# GIVEN ENTRIES
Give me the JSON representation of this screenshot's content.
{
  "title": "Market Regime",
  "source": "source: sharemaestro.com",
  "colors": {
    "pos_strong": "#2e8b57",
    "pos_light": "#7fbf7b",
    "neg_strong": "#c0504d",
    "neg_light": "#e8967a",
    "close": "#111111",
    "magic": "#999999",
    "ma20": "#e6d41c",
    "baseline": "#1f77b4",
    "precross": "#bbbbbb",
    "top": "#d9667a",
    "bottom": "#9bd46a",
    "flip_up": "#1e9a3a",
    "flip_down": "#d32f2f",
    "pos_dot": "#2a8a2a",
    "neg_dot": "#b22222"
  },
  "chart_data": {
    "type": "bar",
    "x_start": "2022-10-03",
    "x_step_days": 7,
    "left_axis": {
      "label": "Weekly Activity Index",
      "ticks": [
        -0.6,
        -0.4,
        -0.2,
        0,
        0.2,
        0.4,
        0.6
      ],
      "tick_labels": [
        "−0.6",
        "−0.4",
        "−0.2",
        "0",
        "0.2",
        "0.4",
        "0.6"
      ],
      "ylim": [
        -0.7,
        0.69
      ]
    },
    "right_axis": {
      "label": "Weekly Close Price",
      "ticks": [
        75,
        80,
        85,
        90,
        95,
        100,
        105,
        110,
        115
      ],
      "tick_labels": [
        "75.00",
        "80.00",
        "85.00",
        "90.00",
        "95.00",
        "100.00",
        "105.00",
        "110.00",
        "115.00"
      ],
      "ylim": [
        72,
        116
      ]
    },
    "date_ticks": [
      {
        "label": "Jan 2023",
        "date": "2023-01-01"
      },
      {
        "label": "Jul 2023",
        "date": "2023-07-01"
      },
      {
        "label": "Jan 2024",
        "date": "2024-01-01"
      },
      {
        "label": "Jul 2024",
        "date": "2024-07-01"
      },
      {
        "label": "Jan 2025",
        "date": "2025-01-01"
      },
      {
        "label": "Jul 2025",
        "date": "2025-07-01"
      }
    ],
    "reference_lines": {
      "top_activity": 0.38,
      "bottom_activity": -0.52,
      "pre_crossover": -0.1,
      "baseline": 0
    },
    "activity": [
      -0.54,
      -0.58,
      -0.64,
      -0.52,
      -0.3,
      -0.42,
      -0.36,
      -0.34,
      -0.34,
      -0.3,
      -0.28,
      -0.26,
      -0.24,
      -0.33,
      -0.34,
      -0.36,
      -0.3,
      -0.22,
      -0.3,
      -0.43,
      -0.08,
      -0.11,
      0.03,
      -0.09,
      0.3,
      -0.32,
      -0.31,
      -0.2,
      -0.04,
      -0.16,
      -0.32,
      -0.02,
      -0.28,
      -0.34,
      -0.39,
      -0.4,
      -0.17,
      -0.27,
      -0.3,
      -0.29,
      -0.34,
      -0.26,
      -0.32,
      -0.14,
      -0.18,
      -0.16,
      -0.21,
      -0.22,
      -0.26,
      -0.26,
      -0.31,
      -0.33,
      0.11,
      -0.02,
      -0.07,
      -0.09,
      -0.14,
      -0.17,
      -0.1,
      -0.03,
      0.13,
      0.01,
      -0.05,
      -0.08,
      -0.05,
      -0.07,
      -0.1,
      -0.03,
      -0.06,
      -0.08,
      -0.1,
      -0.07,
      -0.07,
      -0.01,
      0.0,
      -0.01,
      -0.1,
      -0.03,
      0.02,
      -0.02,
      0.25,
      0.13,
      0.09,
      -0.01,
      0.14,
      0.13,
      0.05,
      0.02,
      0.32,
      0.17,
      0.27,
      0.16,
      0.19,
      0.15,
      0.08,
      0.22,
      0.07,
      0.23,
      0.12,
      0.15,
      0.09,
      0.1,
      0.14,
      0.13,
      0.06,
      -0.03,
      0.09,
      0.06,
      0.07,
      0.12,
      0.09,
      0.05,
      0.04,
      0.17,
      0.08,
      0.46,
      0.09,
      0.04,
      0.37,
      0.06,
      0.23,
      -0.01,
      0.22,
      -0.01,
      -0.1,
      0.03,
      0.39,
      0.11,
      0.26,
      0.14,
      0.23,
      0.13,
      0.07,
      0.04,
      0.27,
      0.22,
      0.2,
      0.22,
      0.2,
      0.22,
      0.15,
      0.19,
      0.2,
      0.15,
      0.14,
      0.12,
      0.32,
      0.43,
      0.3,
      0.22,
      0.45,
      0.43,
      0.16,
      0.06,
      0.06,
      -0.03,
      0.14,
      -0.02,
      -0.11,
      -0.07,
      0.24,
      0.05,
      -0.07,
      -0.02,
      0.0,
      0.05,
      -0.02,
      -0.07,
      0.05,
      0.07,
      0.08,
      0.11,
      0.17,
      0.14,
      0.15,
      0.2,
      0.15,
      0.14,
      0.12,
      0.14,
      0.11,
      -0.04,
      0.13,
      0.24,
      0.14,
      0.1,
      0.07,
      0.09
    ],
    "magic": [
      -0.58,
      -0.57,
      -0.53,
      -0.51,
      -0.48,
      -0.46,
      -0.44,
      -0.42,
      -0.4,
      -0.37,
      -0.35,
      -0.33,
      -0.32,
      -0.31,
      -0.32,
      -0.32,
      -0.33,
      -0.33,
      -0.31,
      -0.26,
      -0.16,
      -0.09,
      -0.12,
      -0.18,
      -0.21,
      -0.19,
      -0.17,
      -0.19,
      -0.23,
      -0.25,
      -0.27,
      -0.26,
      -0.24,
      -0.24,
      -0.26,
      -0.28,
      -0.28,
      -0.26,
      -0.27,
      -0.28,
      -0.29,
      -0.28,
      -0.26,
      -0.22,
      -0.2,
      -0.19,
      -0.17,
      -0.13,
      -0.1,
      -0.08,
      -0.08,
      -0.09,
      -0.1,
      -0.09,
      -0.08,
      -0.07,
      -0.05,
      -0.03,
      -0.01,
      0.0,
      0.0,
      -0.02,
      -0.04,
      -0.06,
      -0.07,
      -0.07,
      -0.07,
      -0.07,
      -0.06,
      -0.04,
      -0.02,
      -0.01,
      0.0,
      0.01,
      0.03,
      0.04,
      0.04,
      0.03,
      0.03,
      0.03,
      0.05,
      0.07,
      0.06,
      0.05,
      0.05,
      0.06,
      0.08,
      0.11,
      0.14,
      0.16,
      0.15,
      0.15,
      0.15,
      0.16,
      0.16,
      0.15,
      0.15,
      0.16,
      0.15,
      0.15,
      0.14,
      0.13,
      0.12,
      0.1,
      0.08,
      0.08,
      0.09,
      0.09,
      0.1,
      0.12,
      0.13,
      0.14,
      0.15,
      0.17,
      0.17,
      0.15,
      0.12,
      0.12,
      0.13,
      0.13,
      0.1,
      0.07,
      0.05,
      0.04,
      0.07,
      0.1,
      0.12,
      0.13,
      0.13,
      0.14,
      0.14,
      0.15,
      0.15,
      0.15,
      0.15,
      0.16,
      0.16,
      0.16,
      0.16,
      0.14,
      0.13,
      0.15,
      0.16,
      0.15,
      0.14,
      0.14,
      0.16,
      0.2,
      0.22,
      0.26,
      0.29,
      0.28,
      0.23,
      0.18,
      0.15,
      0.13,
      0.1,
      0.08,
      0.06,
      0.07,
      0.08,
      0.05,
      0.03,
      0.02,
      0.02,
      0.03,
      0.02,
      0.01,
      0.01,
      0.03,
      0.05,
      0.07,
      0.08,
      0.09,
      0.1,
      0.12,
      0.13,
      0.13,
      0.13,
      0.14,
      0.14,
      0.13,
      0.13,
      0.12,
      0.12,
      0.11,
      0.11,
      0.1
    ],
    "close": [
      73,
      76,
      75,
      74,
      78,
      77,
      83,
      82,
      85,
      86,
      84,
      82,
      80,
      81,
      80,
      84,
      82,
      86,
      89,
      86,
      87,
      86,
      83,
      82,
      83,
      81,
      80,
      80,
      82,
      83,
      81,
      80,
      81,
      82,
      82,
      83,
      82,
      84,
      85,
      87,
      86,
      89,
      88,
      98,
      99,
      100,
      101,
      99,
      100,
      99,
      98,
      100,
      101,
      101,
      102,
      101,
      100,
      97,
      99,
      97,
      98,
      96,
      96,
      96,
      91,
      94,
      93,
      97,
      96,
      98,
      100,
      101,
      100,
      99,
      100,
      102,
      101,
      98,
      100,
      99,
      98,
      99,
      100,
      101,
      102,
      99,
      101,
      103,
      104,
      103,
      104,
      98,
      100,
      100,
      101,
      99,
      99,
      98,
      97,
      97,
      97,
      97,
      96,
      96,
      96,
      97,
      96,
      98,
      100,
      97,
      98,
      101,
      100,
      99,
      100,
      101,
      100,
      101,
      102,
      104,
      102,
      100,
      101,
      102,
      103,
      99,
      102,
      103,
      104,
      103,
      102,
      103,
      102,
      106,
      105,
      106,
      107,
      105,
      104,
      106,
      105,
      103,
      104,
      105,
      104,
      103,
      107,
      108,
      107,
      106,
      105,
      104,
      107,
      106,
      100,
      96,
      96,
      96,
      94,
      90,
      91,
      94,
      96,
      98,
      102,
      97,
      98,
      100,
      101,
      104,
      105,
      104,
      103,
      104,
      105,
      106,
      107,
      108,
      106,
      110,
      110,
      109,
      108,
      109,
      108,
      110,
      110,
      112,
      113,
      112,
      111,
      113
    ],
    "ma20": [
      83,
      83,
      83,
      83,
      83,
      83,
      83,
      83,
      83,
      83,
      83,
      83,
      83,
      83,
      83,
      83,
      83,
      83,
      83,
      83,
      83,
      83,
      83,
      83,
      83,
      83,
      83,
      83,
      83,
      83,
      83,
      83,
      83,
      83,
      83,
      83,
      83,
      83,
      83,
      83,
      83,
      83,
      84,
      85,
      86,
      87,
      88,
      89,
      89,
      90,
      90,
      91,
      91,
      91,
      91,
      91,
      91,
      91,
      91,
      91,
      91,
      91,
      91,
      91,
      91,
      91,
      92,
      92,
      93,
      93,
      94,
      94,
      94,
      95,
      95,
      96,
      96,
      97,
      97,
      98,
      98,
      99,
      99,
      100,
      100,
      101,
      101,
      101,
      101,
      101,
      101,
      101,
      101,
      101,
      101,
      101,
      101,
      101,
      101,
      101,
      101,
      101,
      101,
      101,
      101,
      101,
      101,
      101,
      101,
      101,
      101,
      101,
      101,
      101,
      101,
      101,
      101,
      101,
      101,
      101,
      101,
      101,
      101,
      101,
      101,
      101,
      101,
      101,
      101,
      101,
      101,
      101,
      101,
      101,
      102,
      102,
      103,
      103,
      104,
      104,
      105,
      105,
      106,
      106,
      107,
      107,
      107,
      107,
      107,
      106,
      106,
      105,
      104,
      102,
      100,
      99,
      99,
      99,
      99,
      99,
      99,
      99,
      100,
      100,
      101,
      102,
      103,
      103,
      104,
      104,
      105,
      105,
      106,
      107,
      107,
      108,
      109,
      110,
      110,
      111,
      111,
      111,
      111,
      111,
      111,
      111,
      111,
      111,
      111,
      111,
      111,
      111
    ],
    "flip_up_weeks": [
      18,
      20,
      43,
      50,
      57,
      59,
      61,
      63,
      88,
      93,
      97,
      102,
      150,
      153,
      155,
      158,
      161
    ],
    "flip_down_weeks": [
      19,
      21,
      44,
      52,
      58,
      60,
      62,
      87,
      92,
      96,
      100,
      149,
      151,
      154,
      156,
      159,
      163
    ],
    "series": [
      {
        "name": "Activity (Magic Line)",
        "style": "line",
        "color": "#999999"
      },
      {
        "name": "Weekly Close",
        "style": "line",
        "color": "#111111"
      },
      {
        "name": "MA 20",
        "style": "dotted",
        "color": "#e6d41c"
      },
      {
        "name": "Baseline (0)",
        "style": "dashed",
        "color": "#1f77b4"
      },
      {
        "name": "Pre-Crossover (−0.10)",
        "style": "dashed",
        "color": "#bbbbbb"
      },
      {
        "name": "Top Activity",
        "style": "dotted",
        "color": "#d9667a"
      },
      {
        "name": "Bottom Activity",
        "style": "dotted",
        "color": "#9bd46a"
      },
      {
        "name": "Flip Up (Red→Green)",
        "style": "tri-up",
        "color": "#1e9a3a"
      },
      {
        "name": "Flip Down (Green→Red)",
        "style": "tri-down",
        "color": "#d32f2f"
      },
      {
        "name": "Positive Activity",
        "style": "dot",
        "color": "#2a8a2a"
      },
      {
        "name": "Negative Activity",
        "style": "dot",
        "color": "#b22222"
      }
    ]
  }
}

# STATED TASK
In the entries above, find each line with the word "Weekly" and copy it.

# ANSWER TO THE PROBLEM
      "label": "Weekly Activity Index",
      "label": "Weekly Close Price",
        "name": "Weekly Close",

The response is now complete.